Below is a block of data; give all of it again word for word.

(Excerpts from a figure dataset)
== == ==
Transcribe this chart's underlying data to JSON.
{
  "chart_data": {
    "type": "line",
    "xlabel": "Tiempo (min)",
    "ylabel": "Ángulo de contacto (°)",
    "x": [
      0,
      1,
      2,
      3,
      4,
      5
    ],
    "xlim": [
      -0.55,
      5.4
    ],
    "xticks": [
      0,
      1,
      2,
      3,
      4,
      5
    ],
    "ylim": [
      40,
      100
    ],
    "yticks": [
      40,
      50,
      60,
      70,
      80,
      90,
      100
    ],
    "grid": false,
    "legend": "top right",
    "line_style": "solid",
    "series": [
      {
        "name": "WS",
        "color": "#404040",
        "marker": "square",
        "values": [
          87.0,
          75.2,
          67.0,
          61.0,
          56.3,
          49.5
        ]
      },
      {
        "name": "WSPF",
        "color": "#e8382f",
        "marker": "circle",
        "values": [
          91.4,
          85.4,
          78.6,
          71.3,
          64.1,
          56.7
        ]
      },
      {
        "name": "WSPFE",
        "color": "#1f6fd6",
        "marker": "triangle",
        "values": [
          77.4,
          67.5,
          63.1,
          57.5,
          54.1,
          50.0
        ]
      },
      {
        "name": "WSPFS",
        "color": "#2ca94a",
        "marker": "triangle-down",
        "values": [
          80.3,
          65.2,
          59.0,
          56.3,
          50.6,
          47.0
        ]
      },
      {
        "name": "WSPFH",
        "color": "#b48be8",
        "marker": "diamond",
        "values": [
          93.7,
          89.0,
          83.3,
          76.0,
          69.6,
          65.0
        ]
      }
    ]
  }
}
== == ==
SOLUTION:
Transcribe this chart's underlying data to JSON.
{
  "chart_data": {
    "type": "line",
    "xlabel": "Tiempo (min)",
    "ylabel": "Ángulo de contacto (°)",
    "x": [
      0,
      1,
      2,
      3,
      4,
      5
    ],
    "xlim": [
      -0.55,
      5.4
    ],
    "xticks": [
      0,
      1,
      2,
      3,
      4,
      5
    ],
    "ylim": [
      40,
      100
    ],
    "yticks": [
      40,
      50,
      60,
      70,
      80,
      90,
      100
    ],
    "grid": false,
    "legend": "top right",
    "line_style": "solid",
    "series": [
      {
        "name": "WS",
        "color": "#404040",
        "marker": "square",
        "values": [
          87.0,
          75.2,
          67.0,
          61.0,
          56.3,
          49.5
        ]
      },
      {
        "name": "WSPF",
        "color": "#e8382f",
        "marker": "circle",
        "values": [
          91.4,
          85.4,
          78.6,
          71.3,
          64.1,
          56.7
        ]
      },
      {
        "name": "WSPFE",
        "color": "#1f6fd6",
        "marker": "triangle",
        "values": [
          77.4,
          67.5,
          63.1,
          57.5,
          54.1,
          50.0
        ]
      },
      {
        "name": "WSPFS",
        "color": "#2ca94a",
        "marker": "triangle-down",
        "values": [
          80.3,
          65.2,
          59.0,
          56.3,
          50.6,
          47.0
        ]
      },
      {
        "name": "WSPFH",
        "color": "#b48be8",
        "marker": "diamond",
        "values": [
          93.7,
          89.0,
          83.3,
          76.0,
          69.6,
          65.0
        ]
      }
    ]
  }
}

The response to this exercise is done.